#### TASK DESCRIPTION
Produce the listing below again, exactly as shown.

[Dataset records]
+===+

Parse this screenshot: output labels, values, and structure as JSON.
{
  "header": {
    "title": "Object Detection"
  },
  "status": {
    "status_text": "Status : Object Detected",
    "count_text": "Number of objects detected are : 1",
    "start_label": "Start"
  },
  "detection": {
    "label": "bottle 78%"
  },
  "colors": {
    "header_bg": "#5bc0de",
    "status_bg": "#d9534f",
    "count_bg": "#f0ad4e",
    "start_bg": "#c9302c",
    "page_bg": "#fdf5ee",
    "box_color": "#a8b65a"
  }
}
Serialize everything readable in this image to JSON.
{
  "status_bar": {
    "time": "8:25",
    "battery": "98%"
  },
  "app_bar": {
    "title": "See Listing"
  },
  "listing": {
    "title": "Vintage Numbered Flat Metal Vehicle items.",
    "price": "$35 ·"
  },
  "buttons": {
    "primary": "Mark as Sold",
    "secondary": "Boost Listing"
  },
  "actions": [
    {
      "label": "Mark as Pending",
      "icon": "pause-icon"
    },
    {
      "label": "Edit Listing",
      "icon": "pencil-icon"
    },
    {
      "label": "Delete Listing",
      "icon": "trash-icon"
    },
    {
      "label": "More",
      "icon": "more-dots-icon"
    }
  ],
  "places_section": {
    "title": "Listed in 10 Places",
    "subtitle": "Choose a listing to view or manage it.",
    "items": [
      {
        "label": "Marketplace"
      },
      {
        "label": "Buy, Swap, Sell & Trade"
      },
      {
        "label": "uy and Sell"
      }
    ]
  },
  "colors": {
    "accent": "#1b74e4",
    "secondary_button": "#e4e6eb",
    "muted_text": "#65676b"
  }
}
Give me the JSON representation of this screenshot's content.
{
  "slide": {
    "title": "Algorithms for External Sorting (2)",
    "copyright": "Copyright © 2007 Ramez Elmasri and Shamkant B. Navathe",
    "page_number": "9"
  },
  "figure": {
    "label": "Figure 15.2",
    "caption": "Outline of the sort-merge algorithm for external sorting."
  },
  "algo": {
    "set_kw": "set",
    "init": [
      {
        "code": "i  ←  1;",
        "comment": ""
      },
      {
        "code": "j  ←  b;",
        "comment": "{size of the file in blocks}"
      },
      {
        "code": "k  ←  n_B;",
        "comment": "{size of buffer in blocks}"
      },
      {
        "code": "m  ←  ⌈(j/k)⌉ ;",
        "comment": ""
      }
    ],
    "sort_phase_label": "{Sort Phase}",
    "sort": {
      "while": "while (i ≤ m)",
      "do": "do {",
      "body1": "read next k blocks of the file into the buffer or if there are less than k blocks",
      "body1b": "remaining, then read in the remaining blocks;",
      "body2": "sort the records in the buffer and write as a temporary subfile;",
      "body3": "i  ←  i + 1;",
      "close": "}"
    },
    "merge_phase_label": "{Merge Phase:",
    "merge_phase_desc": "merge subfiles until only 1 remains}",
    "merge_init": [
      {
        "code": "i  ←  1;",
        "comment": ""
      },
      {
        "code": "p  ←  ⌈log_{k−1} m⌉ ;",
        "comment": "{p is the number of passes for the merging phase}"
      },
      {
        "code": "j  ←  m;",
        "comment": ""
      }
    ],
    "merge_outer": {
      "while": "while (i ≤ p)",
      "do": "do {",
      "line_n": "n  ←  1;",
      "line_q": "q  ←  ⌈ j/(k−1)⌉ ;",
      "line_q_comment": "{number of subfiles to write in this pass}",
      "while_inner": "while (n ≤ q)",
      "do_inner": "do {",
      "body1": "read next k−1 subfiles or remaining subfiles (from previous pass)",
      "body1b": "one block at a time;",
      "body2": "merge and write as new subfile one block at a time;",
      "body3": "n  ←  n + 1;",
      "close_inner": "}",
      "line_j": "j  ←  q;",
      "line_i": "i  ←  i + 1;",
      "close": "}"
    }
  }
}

+===+

#### ANSWER FOR THIS EXERCISE
Parse this screenshot: output labels, values, and structure as JSON.
{
  "header": {
    "title": "Object Detection"
  },
  "status": {
    "status_text": "Status : Object Detected",
    "count_text": "Number of objects detected are : 1",
    "start_label": "Start"
  },
  "detection": {
    "label": "bottle 78%"
  },
  "colors": {
    "header_bg": "#5bc0de",
    "status_bg": "#d9534f",
    "count_bg": "#f0ad4e",
    "start_bg": "#c9302c",
    "page_bg": "#fdf5ee",
    "box_color": "#a8b65a"
  }
}
Serialize everything readable in this image to JSON.
{
  "status_bar": {
    "time": "8:25",
    "battery": "98%"
  },
  "app_bar": {
    "title": "See Listing"
  },
  "listing": {
    "title": "Vintage Numbered Flat Metal Vehicle items.",
    "price": "$35 ·"
  },
  "buttons": {
    "primary": "Mark as Sold",
    "secondary": "Boost Listing"
  },
  "actions": [
    {
      "label": "Mark as Pending",
      "icon": "pause-icon"
    },
    {
      "label": "Edit Listing",
      "icon": "pencil-icon"
    },
    {
      "label": "Delete Listing",
      "icon": "trash-icon"
    },
    {
      "label": "More",
      "icon": "more-dots-icon"
    }
  ],
  "places_section": {
    "title": "Listed in 10 Places",
    "subtitle": "Choose a listing to view or manage it.",
    "items": [
      {
        "label": "Marketplace"
      },
      {
        "label": "Buy, Swap, Sell & Trade"
      },
      {
        "label": "uy and Sell"
      }
    ]
  },
  "colors": {
    "accent": "#1b74e4",
    "secondary_button": "#e4e6eb",
    "muted_text": "#65676b"
  }
}
Give me the JSON representation of this screenshot's content.
{
  "slide": {
    "title": "Algorithms for External Sorting (2)",
    "copyright": "Copyright © 2007 Ramez Elmasri and Shamkant B. Navathe",
    "page_number": "9"
  },
  "figure": {
    "label": "Figure 15.2",
    "caption": "Outline of the sort-merge algorithm for external sorting."
  },
  "algo": {
    "set_kw": "set",
    "init": [
      {
        "code": "i  ←  1;",
        "comment": ""
      },
      {
        "code": "j  ←  b;",
        "comment": "{size of the file in blocks}"
      },
      {
        "code": "k  ←  n_B;",
        "comment": "{size of buffer in blocks}"
      },
      {
        "code": "m  ←  ⌈(j/k)⌉ ;",
        "comment": ""
      }
    ],
    "sort_phase_label": "{Sort Phase}",
    "sort": {
      "while": "while (i ≤ m)",
      "do": "do {",
      "body1": "read next k blocks of the file into the buffer or if there are less than k blocks",
      "body1b": "remaining, then read in the remaining blocks;",
      "body2": "sort the records in the buffer and write as a temporary subfile;",
      "body3": "i  ←  i + 1;",
      "close": "}"
    },
    "merge_phase_label": "{Merge Phase:",
    "merge_phase_desc": "merge subfiles until only 1 remains}",
    "merge_init": [
      {
        "code": "i  ←  1;",
        "comment": ""
      },
      {
        "code": "p  ←  ⌈log_{k−1} m⌉ ;",
        "comment": "{p is the number of passes for the merging phase}"
      },
      {
        "code": "j  ←  m;",
        "comment": ""
      }
    ],
    "merge_outer": {
      "while": "while (i ≤ p)",
      "do": "do {",
      "line_n": "n  ←  1;",
      "line_q": "q  ←  ⌈ j/(k−1)⌉ ;",
      "line_q_comment": "{number of subfiles to write in this pass}",
      "while_inner": "while (n ≤ q)",
      "do_inner": "do {",
      "body1": "read next k−1 subfiles or remaining subfiles (from previous pass)",
      "body1b": "one block at a time;",
      "body2": "merge and write as new subfile one block at a time;",
      "body3": "n  ←  n + 1;",
      "close_inner": "}",
      "line_j": "j  ←  q;",
      "line_i": "i  ←  i + 1;",
      "close": "}"
    }
  }
}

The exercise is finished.